_Task description:_
Extract the lines that carry the string "under" from the listing.

»»

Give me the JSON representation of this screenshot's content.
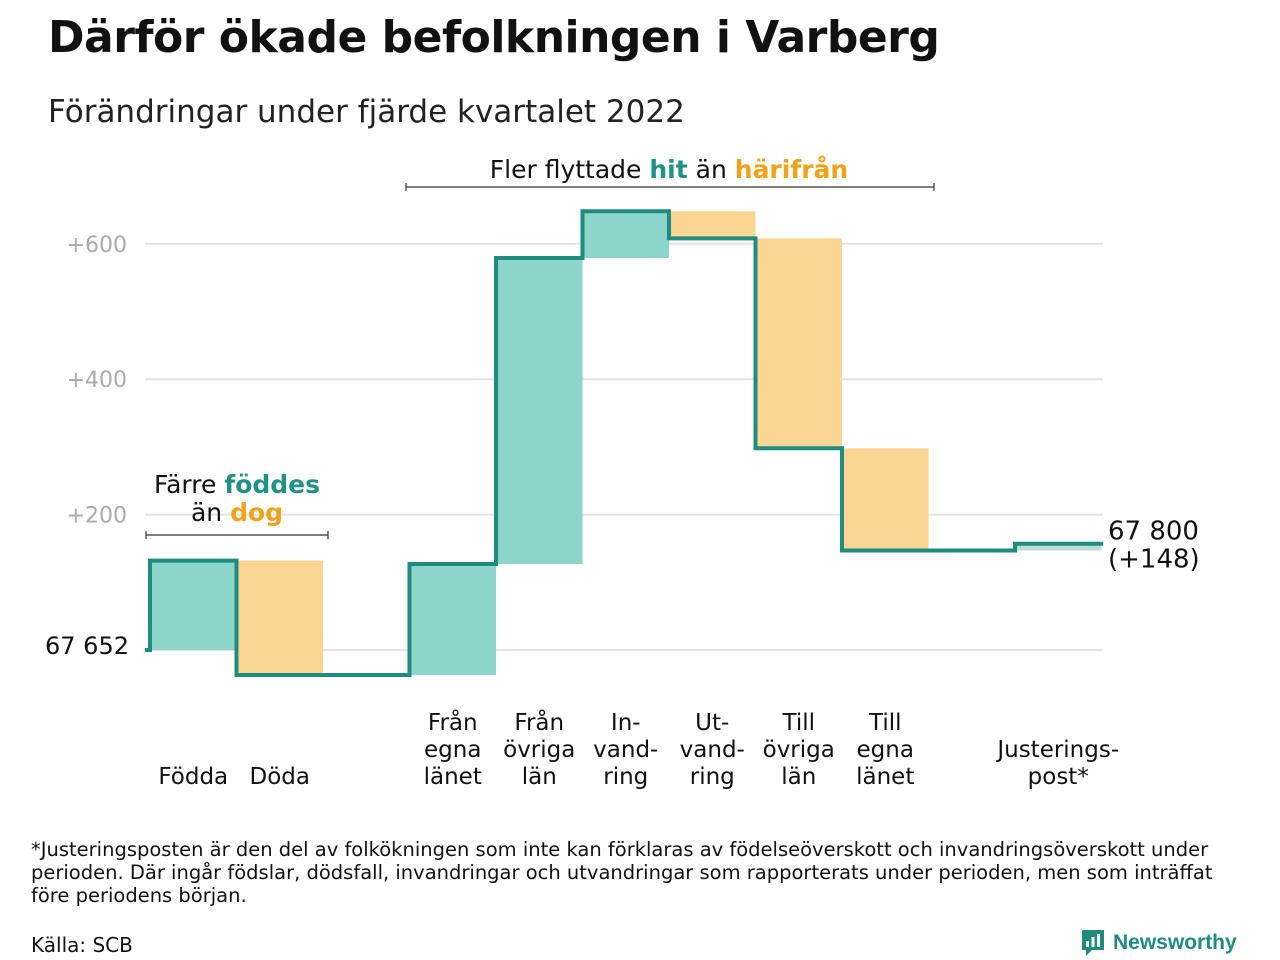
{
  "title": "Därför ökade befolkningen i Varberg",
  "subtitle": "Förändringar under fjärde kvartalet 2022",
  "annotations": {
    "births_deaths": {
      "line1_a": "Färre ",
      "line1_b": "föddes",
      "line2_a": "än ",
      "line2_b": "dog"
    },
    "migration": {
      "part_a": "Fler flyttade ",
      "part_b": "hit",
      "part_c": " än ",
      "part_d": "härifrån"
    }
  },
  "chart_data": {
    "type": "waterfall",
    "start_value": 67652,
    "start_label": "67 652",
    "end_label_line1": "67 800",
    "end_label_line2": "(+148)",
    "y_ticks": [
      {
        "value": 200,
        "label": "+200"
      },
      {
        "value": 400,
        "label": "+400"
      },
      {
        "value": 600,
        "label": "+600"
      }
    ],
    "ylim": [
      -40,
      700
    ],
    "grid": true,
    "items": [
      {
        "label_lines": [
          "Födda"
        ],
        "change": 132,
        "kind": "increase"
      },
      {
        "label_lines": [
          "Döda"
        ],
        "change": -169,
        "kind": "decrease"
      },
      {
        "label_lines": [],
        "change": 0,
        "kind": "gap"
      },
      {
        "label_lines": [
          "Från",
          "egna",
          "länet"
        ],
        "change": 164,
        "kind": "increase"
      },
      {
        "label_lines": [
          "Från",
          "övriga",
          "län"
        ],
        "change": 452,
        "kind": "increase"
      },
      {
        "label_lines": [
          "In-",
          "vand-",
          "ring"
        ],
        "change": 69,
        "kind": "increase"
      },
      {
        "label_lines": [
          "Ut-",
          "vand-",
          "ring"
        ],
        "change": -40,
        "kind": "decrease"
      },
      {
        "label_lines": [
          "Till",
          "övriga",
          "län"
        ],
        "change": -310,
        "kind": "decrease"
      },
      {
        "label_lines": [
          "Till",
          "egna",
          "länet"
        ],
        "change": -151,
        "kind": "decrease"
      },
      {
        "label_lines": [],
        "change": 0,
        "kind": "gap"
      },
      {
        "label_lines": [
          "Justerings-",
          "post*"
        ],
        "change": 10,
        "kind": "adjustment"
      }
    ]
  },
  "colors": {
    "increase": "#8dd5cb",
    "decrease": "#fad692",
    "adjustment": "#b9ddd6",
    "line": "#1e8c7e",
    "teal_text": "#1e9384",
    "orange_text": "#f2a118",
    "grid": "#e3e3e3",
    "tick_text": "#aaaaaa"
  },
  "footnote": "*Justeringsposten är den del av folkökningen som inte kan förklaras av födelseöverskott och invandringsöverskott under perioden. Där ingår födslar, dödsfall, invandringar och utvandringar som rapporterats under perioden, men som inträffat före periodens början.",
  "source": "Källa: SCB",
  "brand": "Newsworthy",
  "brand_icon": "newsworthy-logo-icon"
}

««

_Answer in full:_
  "subtitle": "Förändringar under fjärde kvartalet 2022",
  "footnote": "*Justeringsposten är den del av folkökningen som inte kan förklaras av födelseöverskott och invandringsöverskott under perioden. Där ingår födslar, dödsfall, invandringar och utvandringar som rapporterats under perioden, men som inträffat före periodens början.",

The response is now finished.